• TASK BRIEF
Keep every line where the word "loss" appears; drop the rest.

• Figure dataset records
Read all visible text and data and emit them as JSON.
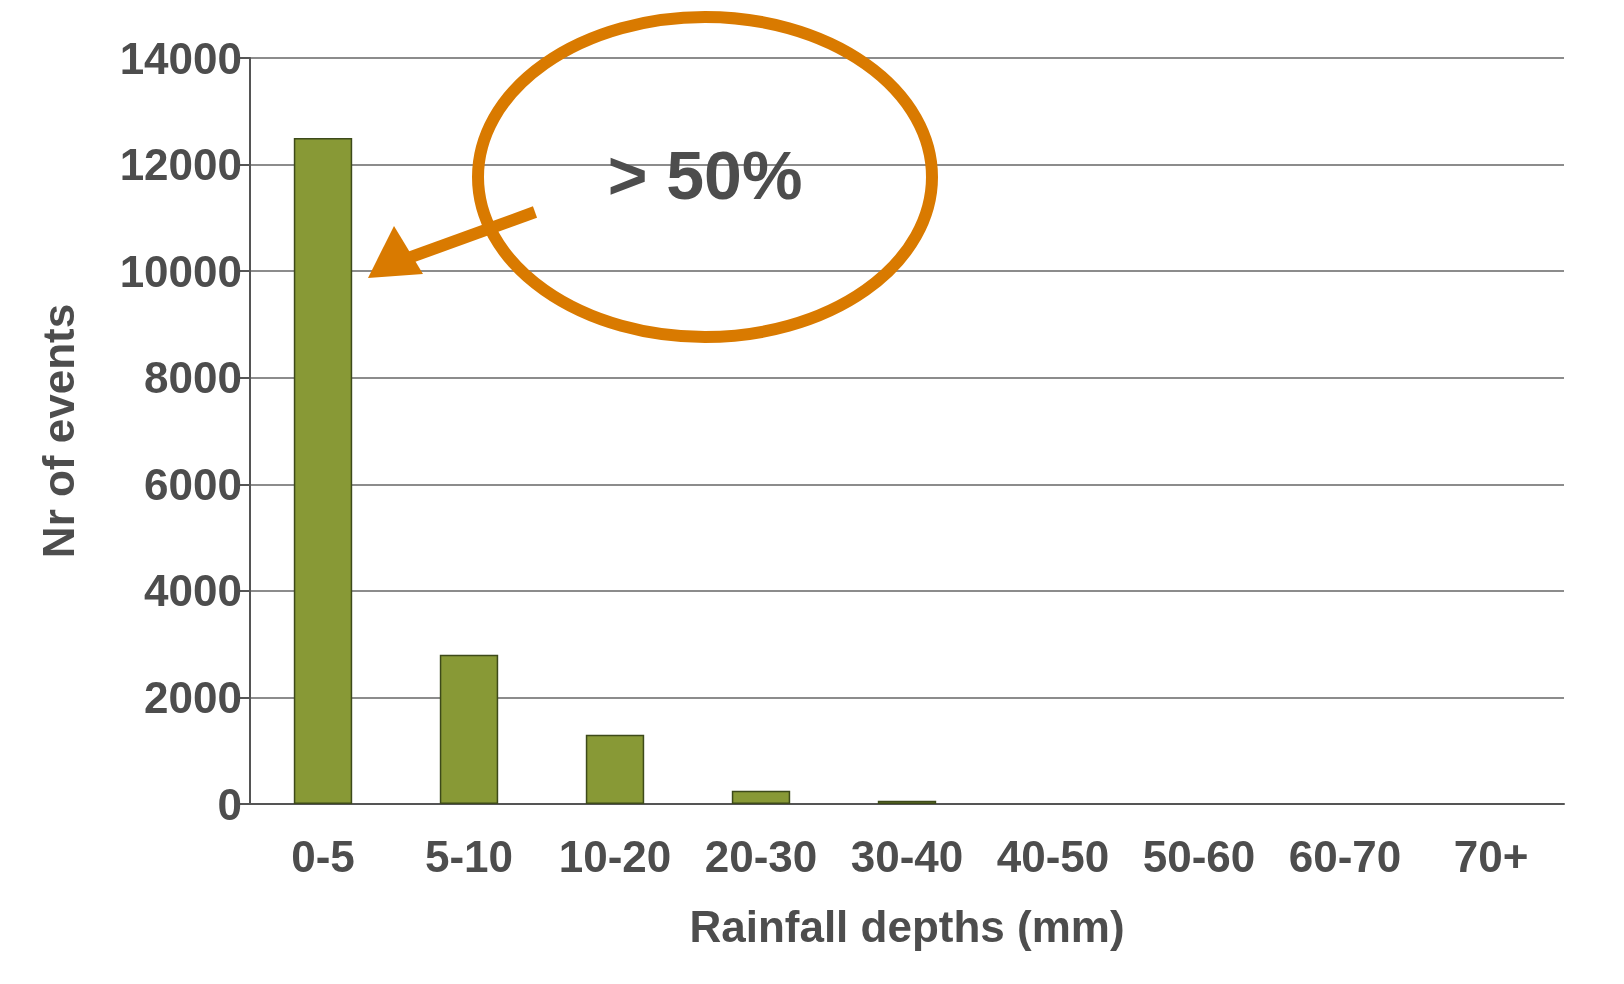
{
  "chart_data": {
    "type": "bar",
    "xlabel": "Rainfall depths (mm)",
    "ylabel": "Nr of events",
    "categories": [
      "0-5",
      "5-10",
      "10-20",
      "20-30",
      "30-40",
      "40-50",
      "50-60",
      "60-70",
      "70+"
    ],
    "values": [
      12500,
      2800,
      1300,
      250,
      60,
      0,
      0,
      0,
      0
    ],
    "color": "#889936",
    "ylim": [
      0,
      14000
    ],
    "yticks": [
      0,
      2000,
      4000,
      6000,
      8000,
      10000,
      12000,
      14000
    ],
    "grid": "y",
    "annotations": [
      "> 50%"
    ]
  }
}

==

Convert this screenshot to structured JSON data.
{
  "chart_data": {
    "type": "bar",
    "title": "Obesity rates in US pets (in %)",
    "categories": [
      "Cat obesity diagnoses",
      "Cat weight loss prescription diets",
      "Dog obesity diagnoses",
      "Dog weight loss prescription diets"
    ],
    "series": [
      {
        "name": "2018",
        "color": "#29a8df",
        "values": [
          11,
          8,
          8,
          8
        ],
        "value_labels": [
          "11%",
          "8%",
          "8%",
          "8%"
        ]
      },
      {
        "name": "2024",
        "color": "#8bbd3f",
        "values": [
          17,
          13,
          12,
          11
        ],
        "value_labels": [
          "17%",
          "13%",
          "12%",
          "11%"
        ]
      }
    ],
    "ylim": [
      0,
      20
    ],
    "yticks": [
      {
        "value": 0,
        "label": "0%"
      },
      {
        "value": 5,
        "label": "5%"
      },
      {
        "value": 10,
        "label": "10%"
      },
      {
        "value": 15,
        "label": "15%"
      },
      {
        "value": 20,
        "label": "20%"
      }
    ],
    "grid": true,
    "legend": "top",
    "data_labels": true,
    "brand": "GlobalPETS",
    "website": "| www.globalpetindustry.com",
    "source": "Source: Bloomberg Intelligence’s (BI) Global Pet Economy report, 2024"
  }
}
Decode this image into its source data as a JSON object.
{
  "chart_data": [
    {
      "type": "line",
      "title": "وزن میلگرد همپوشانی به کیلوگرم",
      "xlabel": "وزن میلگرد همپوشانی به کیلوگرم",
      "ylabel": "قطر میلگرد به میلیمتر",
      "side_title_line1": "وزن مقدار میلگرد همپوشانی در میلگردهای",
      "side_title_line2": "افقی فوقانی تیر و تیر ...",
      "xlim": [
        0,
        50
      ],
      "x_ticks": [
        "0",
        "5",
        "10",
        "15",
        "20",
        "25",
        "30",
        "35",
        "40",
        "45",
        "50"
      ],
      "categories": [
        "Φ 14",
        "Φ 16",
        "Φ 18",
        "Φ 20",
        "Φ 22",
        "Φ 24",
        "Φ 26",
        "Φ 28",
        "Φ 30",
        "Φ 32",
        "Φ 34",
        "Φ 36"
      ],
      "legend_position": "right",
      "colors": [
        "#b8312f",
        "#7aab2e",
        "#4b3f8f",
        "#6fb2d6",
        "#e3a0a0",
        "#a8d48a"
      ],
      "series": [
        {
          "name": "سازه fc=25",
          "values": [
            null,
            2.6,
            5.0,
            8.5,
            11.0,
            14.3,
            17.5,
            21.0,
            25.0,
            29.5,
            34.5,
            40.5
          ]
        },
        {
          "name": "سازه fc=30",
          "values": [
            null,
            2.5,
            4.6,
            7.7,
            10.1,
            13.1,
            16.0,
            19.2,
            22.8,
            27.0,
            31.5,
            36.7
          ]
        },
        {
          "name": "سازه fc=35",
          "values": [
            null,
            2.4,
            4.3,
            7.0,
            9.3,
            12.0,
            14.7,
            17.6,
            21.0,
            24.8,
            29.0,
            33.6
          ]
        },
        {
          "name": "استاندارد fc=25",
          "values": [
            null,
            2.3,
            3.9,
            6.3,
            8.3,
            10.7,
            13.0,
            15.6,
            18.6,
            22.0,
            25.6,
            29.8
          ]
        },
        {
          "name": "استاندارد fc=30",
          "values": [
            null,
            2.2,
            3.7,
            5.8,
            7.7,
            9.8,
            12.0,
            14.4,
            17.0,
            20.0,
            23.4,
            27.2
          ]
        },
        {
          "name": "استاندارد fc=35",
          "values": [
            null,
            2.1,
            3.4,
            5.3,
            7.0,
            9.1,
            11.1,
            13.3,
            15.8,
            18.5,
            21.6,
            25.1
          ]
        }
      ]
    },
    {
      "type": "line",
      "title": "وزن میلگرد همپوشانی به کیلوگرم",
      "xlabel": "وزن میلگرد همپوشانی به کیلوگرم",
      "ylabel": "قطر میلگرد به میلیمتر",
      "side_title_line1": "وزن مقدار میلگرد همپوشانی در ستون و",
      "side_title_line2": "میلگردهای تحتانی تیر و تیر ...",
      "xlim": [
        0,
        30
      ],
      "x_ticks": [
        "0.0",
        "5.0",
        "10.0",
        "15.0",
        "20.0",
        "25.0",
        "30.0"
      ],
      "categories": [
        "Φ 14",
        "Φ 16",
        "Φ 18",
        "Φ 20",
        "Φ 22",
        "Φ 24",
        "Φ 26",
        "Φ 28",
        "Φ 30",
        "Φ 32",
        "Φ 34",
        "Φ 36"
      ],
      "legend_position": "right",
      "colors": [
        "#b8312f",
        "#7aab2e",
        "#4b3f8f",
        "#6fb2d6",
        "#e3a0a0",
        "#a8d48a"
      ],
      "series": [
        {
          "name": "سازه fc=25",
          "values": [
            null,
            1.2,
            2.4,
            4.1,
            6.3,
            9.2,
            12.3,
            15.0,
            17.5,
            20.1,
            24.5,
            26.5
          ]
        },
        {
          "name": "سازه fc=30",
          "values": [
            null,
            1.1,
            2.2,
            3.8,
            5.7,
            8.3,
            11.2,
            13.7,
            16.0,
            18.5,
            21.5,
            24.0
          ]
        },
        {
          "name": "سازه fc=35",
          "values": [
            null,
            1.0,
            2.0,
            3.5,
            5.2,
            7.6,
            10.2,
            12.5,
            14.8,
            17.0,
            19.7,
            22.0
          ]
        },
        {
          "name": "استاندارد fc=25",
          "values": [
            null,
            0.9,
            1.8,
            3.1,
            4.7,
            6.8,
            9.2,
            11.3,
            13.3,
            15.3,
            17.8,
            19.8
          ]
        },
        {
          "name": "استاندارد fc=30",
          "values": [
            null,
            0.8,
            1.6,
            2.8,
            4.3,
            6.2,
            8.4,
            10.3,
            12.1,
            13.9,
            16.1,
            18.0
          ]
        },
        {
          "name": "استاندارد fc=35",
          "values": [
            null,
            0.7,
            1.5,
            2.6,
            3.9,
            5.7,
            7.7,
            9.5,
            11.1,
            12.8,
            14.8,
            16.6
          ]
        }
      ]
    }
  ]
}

• COMPLETED TASK
      "Cat weight loss prescription diets",
      "Dog weight loss prescription diets"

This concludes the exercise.